:: TEXT EXTRACT ::
I've been working on learning about the state monad. I'm working with trees, defined as follows...
data Tree a = Unary (Tree a) | Binary (Tree a) (Tree a)| Ternary (Tree a) (Tree a) (Tree a) | Leaf a
What I'm currently trying to do is make a function with type signature randomize :: Tree a -> Tree Int that returns a tree where each leaf (Leaf a) is replaced by a leaf (Leaf 0) or a (Leaf 1) with equal probability.
I previously wrote a function I called label :: Enum b => Tree a -> b -> Tree b that traverses a Tree and replaces every Leaf a with a Leaf b where b is incremented every time a leaf is visited. It is defined as follows
label:: Enum b => Tree a -> b -> Tree b
label tree b = evalState (mapSucc (\s -> (s, succ s)) tree) b where
mapSucc f (Leaf a) = Leaf <$> state f
mapSucc f (Unary t1) = Unary <$> mapSucc f t1
mapSucc f (Binary t1 t2) = Binary <$> mapSucc f t1 <*> mapSucc f t2
mapSucc f (Ternary t1 t2 t3) = Ternary <$> mapSucc f t1 <*> mapSucc f t2 <*> mapSucc f t3
These seem to be very similar problems, you are weaving the state through each, you're just producing values differently. I tried...
randomize tree = evalState ( mapRandom (randomR (0,1)) tree) newStdGen where
mapRandom f (Leaf a) = Leaf <$> state f
mapRandom f (Unary t1) = Unary <$> mapRandom f t1
mapRandom f (Binary t1 t2) = Binary <$> mapRandom f t1 <*> mapRandom f t2
mapRandom f (Ternary t1 t2 t3) = Ternary <$> mapRandom f t1 <*> mapRandom f t2 <*> mapRandom f t3
however the compiler gave me the following
state.hs:55:41: error:
• No instance for (RandomGen (IO StdGen))
:::
:: RAW DATA ::
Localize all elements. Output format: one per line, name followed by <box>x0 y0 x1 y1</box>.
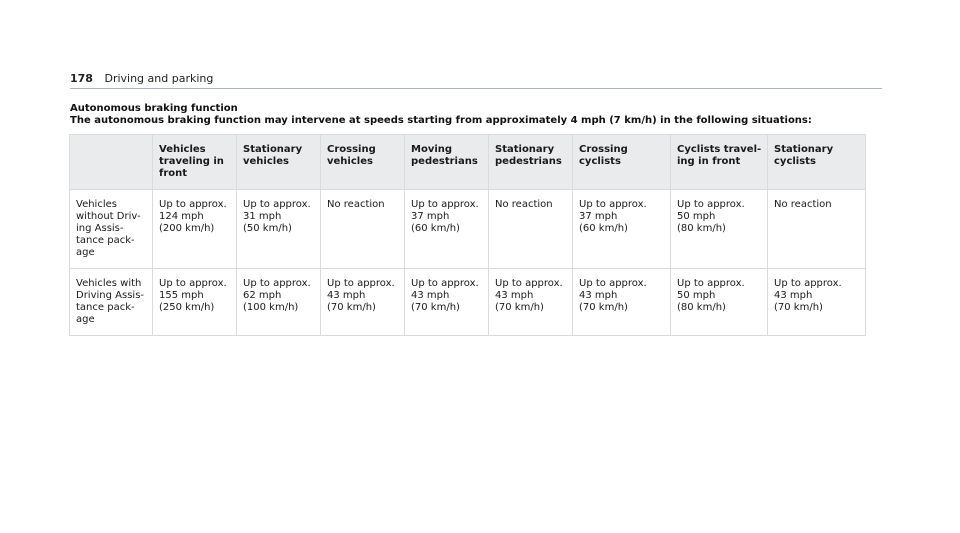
:::
GIVEN INSTRUCTION:
Reproduce the stretch of the state monad question from "I've been working" through "with equal probability.", replacing "Ternary" with "Trinary".

ANSWER FOR THE TASK:
I've been working on learning about the state monad. I'm working with trees, defined as follows...
data Tree a = Unary (Tree a) | Binary (Tree a) (Tree a)| Trinary (Tree a) (Tree a) (Tree a) | Leaf a
What I'm currently trying to do is make a function with type signature randomize :: Tree a -> Tree Int that returns a tree where each leaf (Leaf a) is replaced by a leaf (Leaf 0) or a (Leaf 1) with equal probability.